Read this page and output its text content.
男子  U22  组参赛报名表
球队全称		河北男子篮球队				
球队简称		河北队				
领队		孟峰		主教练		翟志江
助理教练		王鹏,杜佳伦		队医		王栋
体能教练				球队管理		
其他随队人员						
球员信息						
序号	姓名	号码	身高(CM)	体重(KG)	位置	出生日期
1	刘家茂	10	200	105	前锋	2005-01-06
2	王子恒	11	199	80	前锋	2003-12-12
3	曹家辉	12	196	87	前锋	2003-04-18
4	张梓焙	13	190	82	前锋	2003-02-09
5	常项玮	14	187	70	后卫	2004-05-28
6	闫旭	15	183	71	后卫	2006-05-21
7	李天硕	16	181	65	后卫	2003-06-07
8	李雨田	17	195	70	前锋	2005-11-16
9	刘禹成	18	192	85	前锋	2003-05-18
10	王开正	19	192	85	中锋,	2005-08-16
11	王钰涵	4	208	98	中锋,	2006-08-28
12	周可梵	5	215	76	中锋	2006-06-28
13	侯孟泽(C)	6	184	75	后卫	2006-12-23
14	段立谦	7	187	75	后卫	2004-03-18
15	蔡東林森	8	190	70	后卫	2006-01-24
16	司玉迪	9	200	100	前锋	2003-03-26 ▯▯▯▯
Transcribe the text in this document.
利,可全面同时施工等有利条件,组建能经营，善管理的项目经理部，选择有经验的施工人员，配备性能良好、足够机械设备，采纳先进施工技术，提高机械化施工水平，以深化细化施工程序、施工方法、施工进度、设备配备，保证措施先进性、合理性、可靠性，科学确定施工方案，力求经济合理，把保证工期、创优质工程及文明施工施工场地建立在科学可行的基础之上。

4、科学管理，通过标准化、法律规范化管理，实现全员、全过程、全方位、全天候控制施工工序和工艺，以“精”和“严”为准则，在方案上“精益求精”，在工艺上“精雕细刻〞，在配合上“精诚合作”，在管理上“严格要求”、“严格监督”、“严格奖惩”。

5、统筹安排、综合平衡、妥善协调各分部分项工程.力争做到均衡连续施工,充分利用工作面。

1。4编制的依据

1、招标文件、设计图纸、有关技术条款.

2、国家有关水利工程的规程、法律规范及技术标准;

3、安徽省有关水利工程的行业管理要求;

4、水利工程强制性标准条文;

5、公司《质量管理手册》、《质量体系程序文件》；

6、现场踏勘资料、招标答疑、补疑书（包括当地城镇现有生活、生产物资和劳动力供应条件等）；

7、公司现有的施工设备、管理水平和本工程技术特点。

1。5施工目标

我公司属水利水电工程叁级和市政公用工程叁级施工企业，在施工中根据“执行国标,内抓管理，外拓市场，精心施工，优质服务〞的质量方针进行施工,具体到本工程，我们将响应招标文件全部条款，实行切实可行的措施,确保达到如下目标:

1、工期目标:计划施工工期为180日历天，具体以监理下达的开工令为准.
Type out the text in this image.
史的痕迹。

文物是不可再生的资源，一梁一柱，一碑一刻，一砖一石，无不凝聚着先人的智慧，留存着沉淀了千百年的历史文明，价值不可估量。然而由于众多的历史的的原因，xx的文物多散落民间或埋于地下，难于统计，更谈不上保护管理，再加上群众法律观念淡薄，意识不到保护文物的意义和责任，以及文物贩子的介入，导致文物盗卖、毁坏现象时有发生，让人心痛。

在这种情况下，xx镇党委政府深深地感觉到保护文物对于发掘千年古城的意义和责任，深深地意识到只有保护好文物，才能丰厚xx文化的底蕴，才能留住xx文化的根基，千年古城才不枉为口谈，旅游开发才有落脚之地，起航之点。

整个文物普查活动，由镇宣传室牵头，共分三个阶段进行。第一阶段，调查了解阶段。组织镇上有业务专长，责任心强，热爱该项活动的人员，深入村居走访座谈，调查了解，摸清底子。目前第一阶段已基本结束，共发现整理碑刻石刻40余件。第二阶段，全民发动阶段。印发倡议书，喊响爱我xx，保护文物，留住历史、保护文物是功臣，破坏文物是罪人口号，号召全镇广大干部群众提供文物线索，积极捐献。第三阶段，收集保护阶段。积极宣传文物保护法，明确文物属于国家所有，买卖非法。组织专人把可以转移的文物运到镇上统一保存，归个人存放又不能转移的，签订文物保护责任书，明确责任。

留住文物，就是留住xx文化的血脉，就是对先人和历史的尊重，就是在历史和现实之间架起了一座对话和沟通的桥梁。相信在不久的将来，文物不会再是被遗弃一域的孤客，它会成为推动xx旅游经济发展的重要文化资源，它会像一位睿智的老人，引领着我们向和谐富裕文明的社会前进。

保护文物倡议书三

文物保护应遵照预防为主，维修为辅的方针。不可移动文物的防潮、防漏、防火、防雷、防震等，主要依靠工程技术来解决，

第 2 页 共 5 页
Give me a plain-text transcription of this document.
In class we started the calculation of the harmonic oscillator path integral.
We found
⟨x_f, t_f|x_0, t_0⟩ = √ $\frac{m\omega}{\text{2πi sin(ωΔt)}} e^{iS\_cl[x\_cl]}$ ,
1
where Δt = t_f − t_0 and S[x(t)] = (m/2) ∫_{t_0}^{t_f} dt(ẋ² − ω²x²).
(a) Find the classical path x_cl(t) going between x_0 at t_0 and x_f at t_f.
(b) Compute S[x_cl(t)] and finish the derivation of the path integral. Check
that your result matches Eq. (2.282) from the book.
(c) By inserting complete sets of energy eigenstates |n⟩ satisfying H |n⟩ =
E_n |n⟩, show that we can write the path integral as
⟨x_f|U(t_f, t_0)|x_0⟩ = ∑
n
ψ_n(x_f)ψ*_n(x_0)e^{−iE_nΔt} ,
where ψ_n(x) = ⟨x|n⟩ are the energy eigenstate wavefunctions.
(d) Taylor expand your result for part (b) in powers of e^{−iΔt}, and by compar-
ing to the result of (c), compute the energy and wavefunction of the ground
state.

* [Problem requirements]: Produce a verbatim transcription of the entries above.

* [Expected answer]:
Read this page and output its text content.
男子  U22  组参赛报名表
球队全称		河北男子篮球队				
球队简称		河北队				
领队		孟峰		主教练		翟志江
助理教练		王鹏,杜佳伦		队医		王栋
体能教练				球队管理		
其他随队人员						
球员信息						
序号	姓名	号码	身高(CM)	体重(KG)	位置	出生日期
1	刘家茂	10	200	105	前锋	2005-01-06
2	王子恒	11	199	80	前锋	2003-12-12
3	曹家辉	12	196	87	前锋	2003-04-18
4	张梓焙	13	190	82	前锋	2003-02-09
5	常项玮	14	187	70	后卫	2004-05-28
6	闫旭	15	183	71	后卫	2006-05-21
7	李天硕	16	181	65	后卫	2003-06-07
8	李雨田	17	195	70	前锋	2005-11-16
9	刘禹成	18	192	85	前锋	2003-05-18
10	王开正	19	192	85	中锋,	2005-08-16
11	王钰涵	4	208	98	中锋,	2006-08-28
12	周可梵	5	215	76	中锋	2006-06-28
13	侯孟泽(C)	6	184	75	后卫	2006-12-23
14	段立谦	7	187	75	后卫	2004-03-18
15	蔡東林森	8	190	70	后卫	2006-01-24
16	司玉迪	9	200	100	前锋	2003-03-26 ▯▯▯▯
Transcribe the text in this document.
利,可全面同时施工等有利条件,组建能经营，善管理的项目经理部，选择有经验的施工人员，配备性能良好、足够机械设备，采纳先进施工技术，提高机械化施工水平，以深化细化施工程序、施工方法、施工进度、设备配备，保证措施先进性、合理性、可靠性，科学确定施工方案，力求经济合理，把保证工期、创优质工程及文明施工施工场地建立在科学可行的基础之上。

4、科学管理，通过标准化、法律规范化管理，实现全员、全过程、全方位、全天候控制施工工序和工艺，以“精”和“严”为准则，在方案上“精益求精”，在工艺上“精雕细刻〞，在配合上“精诚合作”，在管理上“严格要求”、“严格监督”、“严格奖惩”。

5、统筹安排、综合平衡、妥善协调各分部分项工程.力争做到均衡连续施工,充分利用工作面。

1。4编制的依据

1、招标文件、设计图纸、有关技术条款.

2、国家有关水利工程的规程、法律规范及技术标准;

3、安徽省有关水利工程的行业管理要求;

4、水利工程强制性标准条文;

5、公司《质量管理手册》、《质量体系程序文件》；

6、现场踏勘资料、招标答疑、补疑书（包括当地城镇现有生活、生产物资和劳动力供应条件等）；

7、公司现有的施工设备、管理水平和本工程技术特点。

1。5施工目标

我公司属水利水电工程叁级和市政公用工程叁级施工企业，在施工中根据“执行国标,内抓管理，外拓市场，精心施工，优质服务〞的质量方针进行施工,具体到本工程，我们将响应招标文件全部条款，实行切实可行的措施,确保达到如下目标:

1、工期目标:计划施工工期为180日历天，具体以监理下达的开工令为准.
Type out the text in this image.
史的痕迹。

文物是不可再生的资源，一梁一柱，一碑一刻，一砖一石，无不凝聚着先人的智慧，留存着沉淀了千百年的历史文明，价值不可估量。然而由于众多的历史的的原因，xx的文物多散落民间或埋于地下，难于统计，更谈不上保护管理，再加上群众法律观念淡薄，意识不到保护文物的意义和责任，以及文物贩子的介入，导致文物盗卖、毁坏现象时有发生，让人心痛。

在这种情况下，xx镇党委政府深深地感觉到保护文物对于发掘千年古城的意义和责任，深深地意识到只有保护好文物，才能丰厚xx文化的底蕴，才能留住xx文化的根基，千年古城才不枉为口谈，旅游开发才有落脚之地，起航之点。

整个文物普查活动，由镇宣传室牵头，共分三个阶段进行。第一阶段，调查了解阶段。组织镇上有业务专长，责任心强，热爱该项活动的人员，深入村居走访座谈，调查了解，摸清底子。目前第一阶段已基本结束，共发现整理碑刻石刻40余件。第二阶段，全民发动阶段。印发倡议书，喊响爱我xx，保护文物，留住历史、保护文物是功臣，破坏文物是罪人口号，号召全镇广大干部群众提供文物线索，积极捐献。第三阶段，收集保护阶段。积极宣传文物保护法，明确文物属于国家所有，买卖非法。组织专人把可以转移的文物运到镇上统一保存，归个人存放又不能转移的，签订文物保护责任书，明确责任。

留住文物，就是留住xx文化的血脉，就是对先人和历史的尊重，就是在历史和现实之间架起了一座对话和沟通的桥梁。相信在不久的将来，文物不会再是被遗弃一域的孤客，它会成为推动xx旅游经济发展的重要文化资源，它会像一位睿智的老人，引领着我们向和谐富裕文明的社会前进。

保护文物倡议书三

文物保护应遵照预防为主，维修为辅的方针。不可移动文物的防潮、防漏、防火、防雷、防震等，主要依靠工程技术来解决，

第 2 页 共 5 页
Give me a plain-text transcription of this document.
In class we started the calculation of the harmonic oscillator path integral.
We found
⟨x_f, t_f|x_0, t_0⟩ = √ $\frac{m\omega}{\text{2πi sin(ωΔt)}} e^{iS\_cl[x\_cl]}$ ,
1
where Δt = t_f − t_0 and S[x(t)] = (m/2) ∫_{t_0}^{t_f} dt(ẋ² − ω²x²).
(a) Find the classical path x_cl(t) going between x_0 at t_0 and x_f at t_f.
(b) Compute S[x_cl(t)] and finish the derivation of the path integral. Check
that your result matches Eq. (2.282) from the book.
(c) By inserting complete sets of energy eigenstates |n⟩ satisfying H |n⟩ =
E_n |n⟩, show that we can write the path integral as
⟨x_f|U(t_f, t_0)|x_0⟩ = ∑
n
ψ_n(x_f)ψ*_n(x_0)e^{−iE_nΔt} ,
where ψ_n(x) = ⟨x|n⟩ are the energy eigenstate wavefunctions.
(d) Taylor expand your result for part (b) in powers of e^{−iΔt}, and by compar-
ing to the result of (c), compute the energy and wavefunction of the ground
state.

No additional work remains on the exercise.